# Requirement
Write out the records that appear below, verbatim and complete, but without pictures.

--- start ---

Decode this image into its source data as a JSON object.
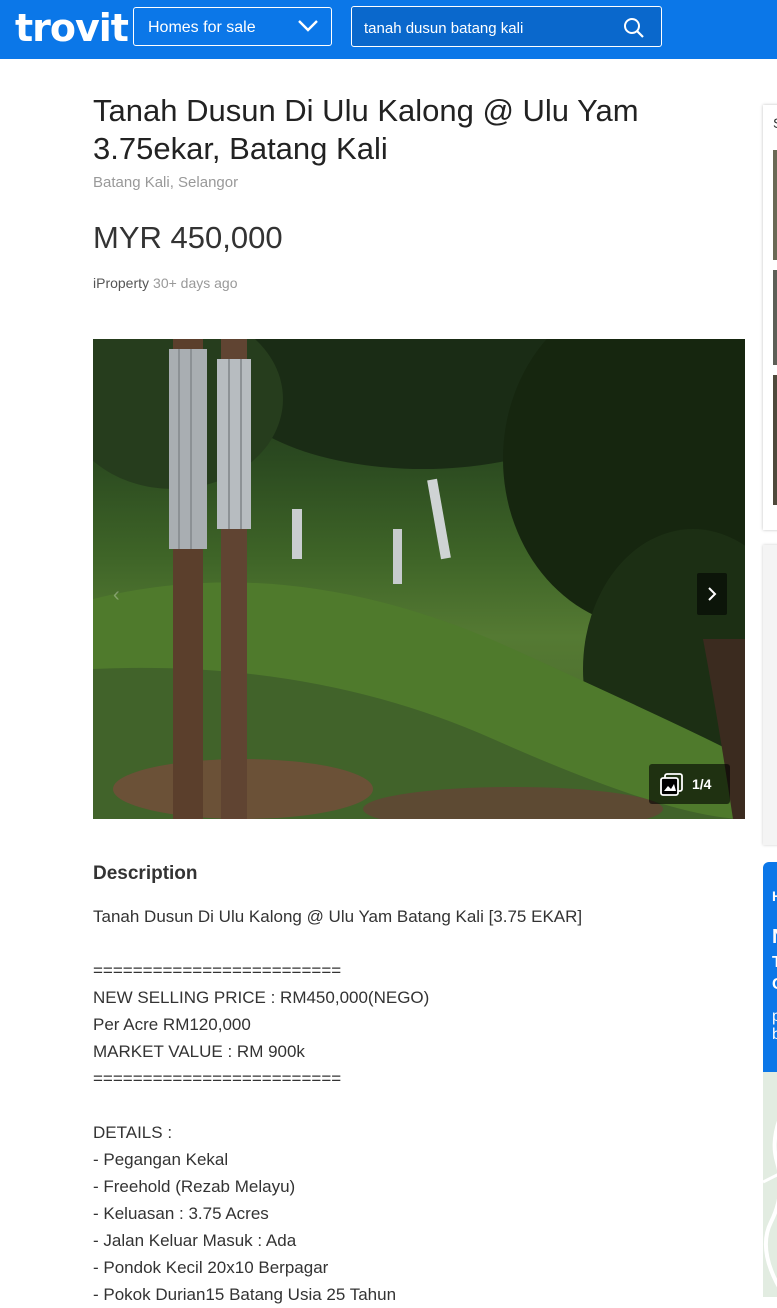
{
  "header": {
    "logo": "trovit",
    "category": "Homes for sale",
    "search_value": "tanah dusun batang kali",
    "search_icon": "search-icon"
  },
  "listing": {
    "title": "Tanah Dusun Di Ulu Kalong @ Ulu Yam 3.75ekar, Batang Kali",
    "location": "Batang Kali, Selangor",
    "price": "MYR 450,000",
    "source": "iProperty",
    "age": "30+ days ago"
  },
  "gallery": {
    "counter": "1/4",
    "current": 1,
    "total": 4
  },
  "description": {
    "heading": "Description",
    "lines": [
      "Tanah Dusun Di Ulu Kalong @ Ulu Yam Batang Kali [3.75 EKAR]",
      "",
      "=========================",
      "NEW SELLING PRICE : RM450,000(NEGO)",
      "Per Acre RM120,000",
      "MARKET VALUE : RM 900k",
      "=========================",
      "",
      "DETAILS :",
      "- Pegangan Kekal",
      "- Freehold (Rezab Melayu)",
      "- Keluasan : 3.75 Acres",
      "- Jalan Keluar Masuk : Ada",
      "- Pondok Kecil 20x10 Berpagar",
      "- Pokok Durian15 Batang Usia 25 Tahun"
    ]
  },
  "sidebar": {
    "card1_text": "S",
    "promo_lines": [
      "H",
      "N",
      "T",
      "C",
      "p",
      "b"
    ]
  }
}
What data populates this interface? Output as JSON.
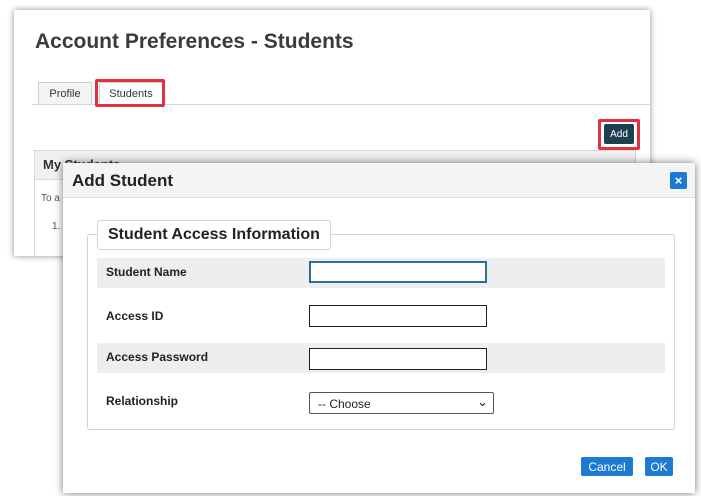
{
  "page": {
    "title": "Account Preferences - Students",
    "tabs": [
      {
        "label": "Profile"
      },
      {
        "label": "Students"
      }
    ],
    "add_label": "Add",
    "my_students_title": "My Students",
    "bg_text_1": "To a",
    "bg_text_2": "1."
  },
  "dialog": {
    "title": "Add Student",
    "close_label": "×",
    "legend": "Student Access Information",
    "fields": {
      "student_name": {
        "label": "Student Name",
        "value": ""
      },
      "access_id": {
        "label": "Access ID",
        "value": ""
      },
      "access_password": {
        "label": "Access Password",
        "value": ""
      },
      "relationship": {
        "label": "Relationship",
        "selected": "-- Choose"
      }
    },
    "cancel_label": "Cancel",
    "ok_label": "OK"
  },
  "colors": {
    "highlight": "#e0313f",
    "primary_button": "#1c7ad2",
    "add_button": "#1e3f4f"
  },
  "icons": {
    "close": "close-icon",
    "select_arrow": "chevron-down-icon"
  }
}
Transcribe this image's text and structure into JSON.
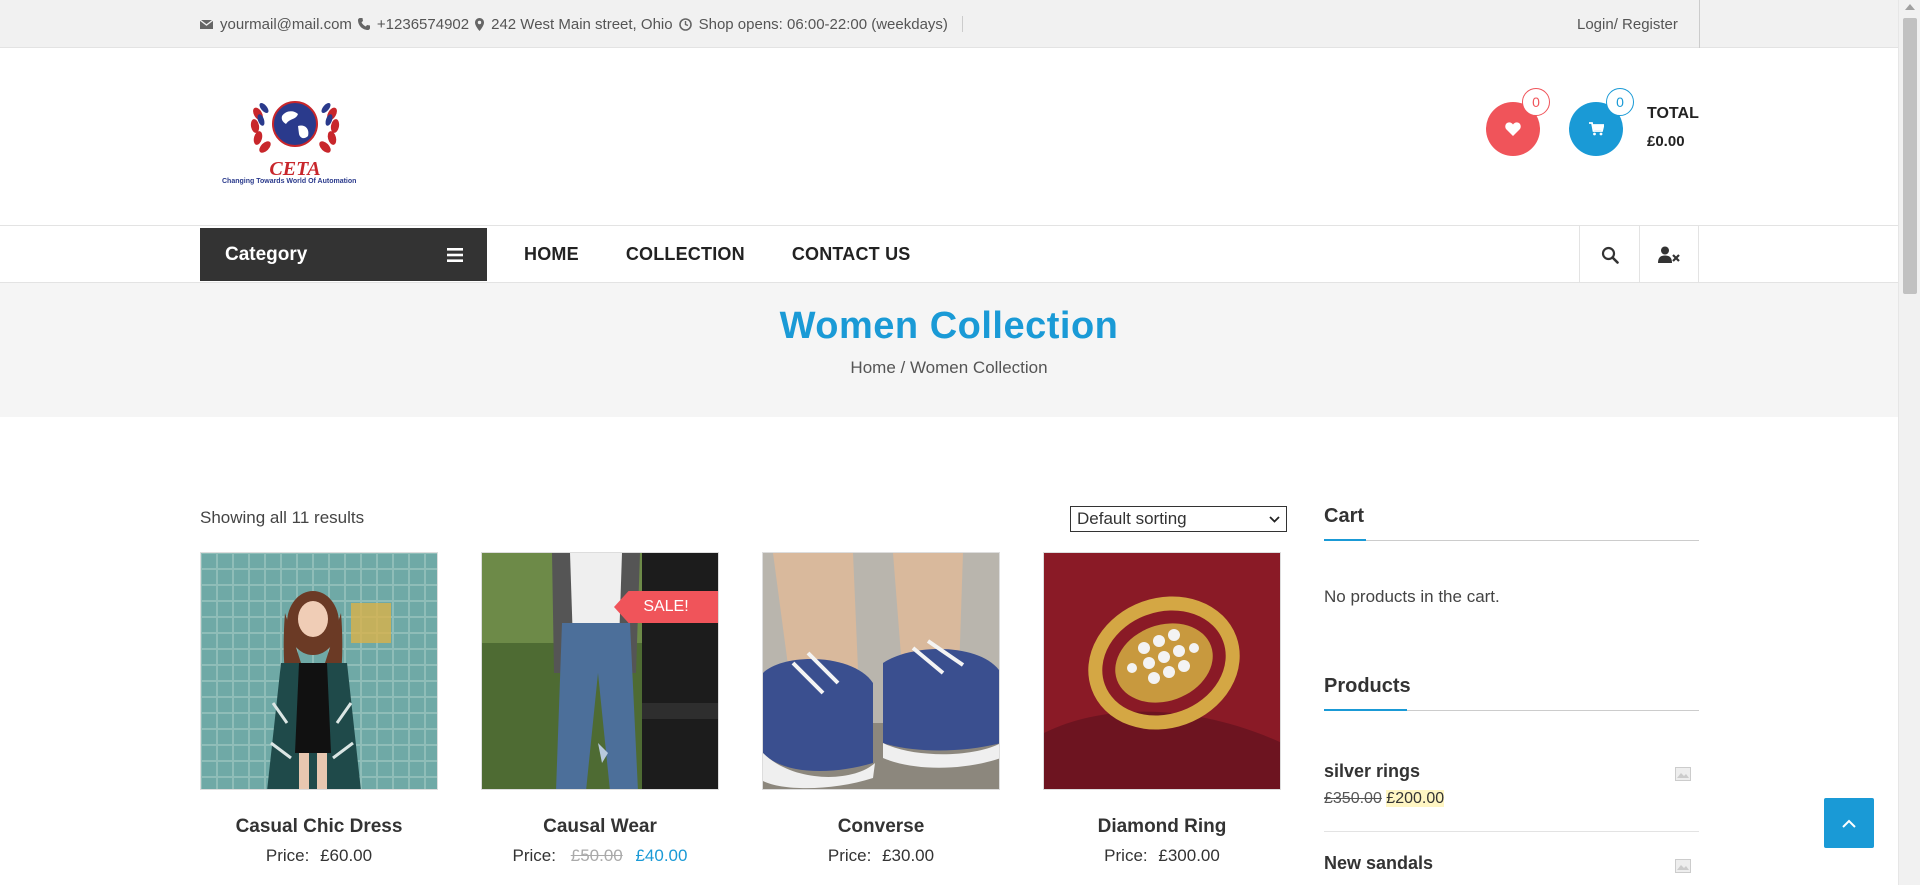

--- end ---

# Reply
Decode this image into its source data as a JSON object.
{
  "header": {
    "logo": "trovit",
    "category": "Homes for sale",
    "search_value": "tanah dusun batang kali",
    "search_icon": "search-icon"
  },
  "listing": {
    "title": "Tanah Dusun Di Ulu Kalong @ Ulu Yam 3.75ekar, Batang Kali",
    "location": "Batang Kali, Selangor",
    "price": "MYR 450,000",
    "source": "iProperty",
    "age": "30+ days ago"
  },
  "gallery": {
    "counter": "1/4",
    "current": 1,
    "total": 4
  },
  "description": {
    "heading": "Description",
    "lines": [
      "Tanah Dusun Di Ulu Kalong @ Ulu Yam Batang Kali [3.75 EKAR]",
      "",
      "=========================",
      "NEW SELLING PRICE : RM450,000(NEGO)",
      "Per Acre RM120,000",
      "MARKET VALUE : RM 900k",
      "=========================",
      "",
      "DETAILS :",
      "- Pegangan Kekal",
      "- Freehold (Rezab Melayu)",
      "- Keluasan : 3.75 Acres",
      "- Jalan Keluar Masuk : Ada",
      "- Pondok Kecil 20x10 Berpagar",
      "- Pokok Durian15 Batang Usia 25 Tahun"
    ]
  },
  "sidebar": {
    "card1_text": "S",
    "promo_lines": [
      "H",
      "N",
      "T",
      "C",
      "p",
      "b"
    ]
  }
}
What data populates this interface? Output as JSON.
{
  "page": {
    "title": "Account Preferences - Students",
    "tabs": [
      {
        "label": "Profile"
      },
      {
        "label": "Students"
      }
    ],
    "add_label": "Add",
    "my_students_title": "My Students",
    "bg_text_1": "To a",
    "bg_text_2": "1."
  },
  "dialog": {
    "title": "Add Student",
    "close_label": "×",
    "legend": "Student Access Information",
    "fields": {
      "student_name": {
        "label": "Student Name",
        "value": ""
      },
      "access_id": {
        "label": "Access ID",
        "value": ""
      },
      "access_password": {
        "label": "Access Password",
        "value": ""
      },
      "relationship": {
        "label": "Relationship",
        "selected": "-- Choose"
      }
    },
    "cancel_label": "Cancel",
    "ok_label": "OK"
  },
  "colors": {
    "highlight": "#e0313f",
    "primary_button": "#1c7ad2",
    "add_button": "#1e3f4f"
  },
  "icons": {
    "close": "close-icon",
    "select_arrow": "chevron-down-icon"
  }
}
Transcribe this image's text and structure into JSON.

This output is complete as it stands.